> [Set problem] Please return the full listing below without altering anything.

> [Input material]
::::::::
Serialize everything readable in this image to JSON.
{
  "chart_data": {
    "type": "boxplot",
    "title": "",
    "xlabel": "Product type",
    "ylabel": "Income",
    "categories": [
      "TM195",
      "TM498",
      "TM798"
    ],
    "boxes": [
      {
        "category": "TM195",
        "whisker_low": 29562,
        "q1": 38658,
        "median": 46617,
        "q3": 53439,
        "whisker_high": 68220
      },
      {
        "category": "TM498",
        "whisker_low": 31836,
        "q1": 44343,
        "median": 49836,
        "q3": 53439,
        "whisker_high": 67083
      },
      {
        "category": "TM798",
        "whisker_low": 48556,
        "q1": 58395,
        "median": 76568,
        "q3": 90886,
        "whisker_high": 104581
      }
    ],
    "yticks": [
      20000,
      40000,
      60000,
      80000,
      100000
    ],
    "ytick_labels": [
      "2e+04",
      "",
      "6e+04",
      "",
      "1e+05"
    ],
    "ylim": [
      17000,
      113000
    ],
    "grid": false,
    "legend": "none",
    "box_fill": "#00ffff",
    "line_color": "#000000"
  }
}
::::::::
> [Task solution]
Serialize everything readable in this image to JSON.
{
  "chart_data": {
    "type": "boxplot",
    "title": "",
    "xlabel": "Product type",
    "ylabel": "Income",
    "categories": [
      "TM195",
      "TM498",
      "TM798"
    ],
    "boxes": [
      {
        "category": "TM195",
        "whisker_low": 29562,
        "q1": 38658,
        "median": 46617,
        "q3": 53439,
        "whisker_high": 68220
      },
      {
        "category": "TM498",
        "whisker_low": 31836,
        "q1": 44343,
        "median": 49836,
        "q3": 53439,
        "whisker_high": 67083
      },
      {
        "category": "TM798",
        "whisker_low": 48556,
        "q1": 58395,
        "median": 76568,
        "q3": 90886,
        "whisker_high": 104581
      }
    ],
    "yticks": [
      20000,
      40000,
      60000,
      80000,
      100000
    ],
    "ytick_labels": [
      "2e+04",
      "",
      "6e+04",
      "",
      "1e+05"
    ],
    "ylim": [
      17000,
      113000
    ],
    "grid": false,
    "legend": "none",
    "box_fill": "#00ffff",
    "line_color": "#000000"
  }
}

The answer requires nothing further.